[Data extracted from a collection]
══════════════════════════════
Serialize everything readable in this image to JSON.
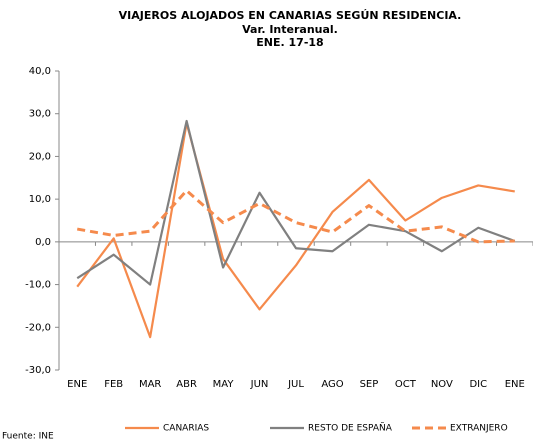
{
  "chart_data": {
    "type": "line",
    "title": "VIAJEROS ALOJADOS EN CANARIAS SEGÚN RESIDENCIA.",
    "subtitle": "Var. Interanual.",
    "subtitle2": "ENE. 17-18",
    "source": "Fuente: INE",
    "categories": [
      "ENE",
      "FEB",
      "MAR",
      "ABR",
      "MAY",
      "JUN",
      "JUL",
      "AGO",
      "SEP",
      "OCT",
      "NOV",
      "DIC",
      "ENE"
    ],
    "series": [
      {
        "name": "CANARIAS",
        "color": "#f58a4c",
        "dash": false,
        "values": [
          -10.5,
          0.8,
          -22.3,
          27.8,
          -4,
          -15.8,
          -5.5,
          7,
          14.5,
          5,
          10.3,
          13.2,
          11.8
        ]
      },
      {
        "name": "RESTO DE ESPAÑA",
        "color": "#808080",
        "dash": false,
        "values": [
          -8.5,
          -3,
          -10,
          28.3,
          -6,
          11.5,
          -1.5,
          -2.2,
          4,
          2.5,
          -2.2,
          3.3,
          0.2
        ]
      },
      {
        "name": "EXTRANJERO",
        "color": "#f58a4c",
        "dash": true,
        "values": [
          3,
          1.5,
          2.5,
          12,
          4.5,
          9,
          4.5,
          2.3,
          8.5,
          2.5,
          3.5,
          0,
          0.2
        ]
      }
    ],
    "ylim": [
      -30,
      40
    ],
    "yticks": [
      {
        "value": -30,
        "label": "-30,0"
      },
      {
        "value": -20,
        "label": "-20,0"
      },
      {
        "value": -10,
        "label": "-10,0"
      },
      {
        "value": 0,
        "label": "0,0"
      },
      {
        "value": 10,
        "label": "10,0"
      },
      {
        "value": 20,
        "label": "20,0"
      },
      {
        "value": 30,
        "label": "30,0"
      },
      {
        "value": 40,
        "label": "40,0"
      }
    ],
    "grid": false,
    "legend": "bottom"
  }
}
══════════════════════════════
* _EXERCISE_
Reproduce the material above in full and without alteration, but skip all pictures.

* _ANSWER TO THIS PROBLEM_
Serialize everything readable in this image to JSON.
{
  "chart_data": {
    "type": "line",
    "title": "VIAJEROS ALOJADOS EN CANARIAS SEGÚN RESIDENCIA.",
    "subtitle": "Var. Interanual.",
    "subtitle2": "ENE. 17-18",
    "source": "Fuente: INE",
    "categories": [
      "ENE",
      "FEB",
      "MAR",
      "ABR",
      "MAY",
      "JUN",
      "JUL",
      "AGO",
      "SEP",
      "OCT",
      "NOV",
      "DIC",
      "ENE"
    ],
    "series": [
      {
        "name": "CANARIAS",
        "color": "#f58a4c",
        "dash": false,
        "values": [
          -10.5,
          0.8,
          -22.3,
          27.8,
          -4,
          -15.8,
          -5.5,
          7,
          14.5,
          5,
          10.3,
          13.2,
          11.8
        ]
      },
      {
        "name": "RESTO DE ESPAÑA",
        "color": "#808080",
        "dash": false,
        "values": [
          -8.5,
          -3,
          -10,
          28.3,
          -6,
          11.5,
          -1.5,
          -2.2,
          4,
          2.5,
          -2.2,
          3.3,
          0.2
        ]
      },
      {
        "name": "EXTRANJERO",
        "color": "#f58a4c",
        "dash": true,
        "values": [
          3,
          1.5,
          2.5,
          12,
          4.5,
          9,
          4.5,
          2.3,
          8.5,
          2.5,
          3.5,
          0,
          0.2
        ]
      }
    ],
    "ylim": [
      -30,
      40
    ],
    "yticks": [
      {
        "value": -30,
        "label": "-30,0"
      },
      {
        "value": -20,
        "label": "-20,0"
      },
      {
        "value": -10,
        "label": "-10,0"
      },
      {
        "value": 0,
        "label": "0,0"
      },
      {
        "value": 10,
        "label": "10,0"
      },
      {
        "value": 20,
        "label": "20,0"
      },
      {
        "value": 30,
        "label": "30,0"
      },
      {
        "value": 40,
        "label": "40,0"
      }
    ],
    "grid": false,
    "legend": "bottom"
  }
}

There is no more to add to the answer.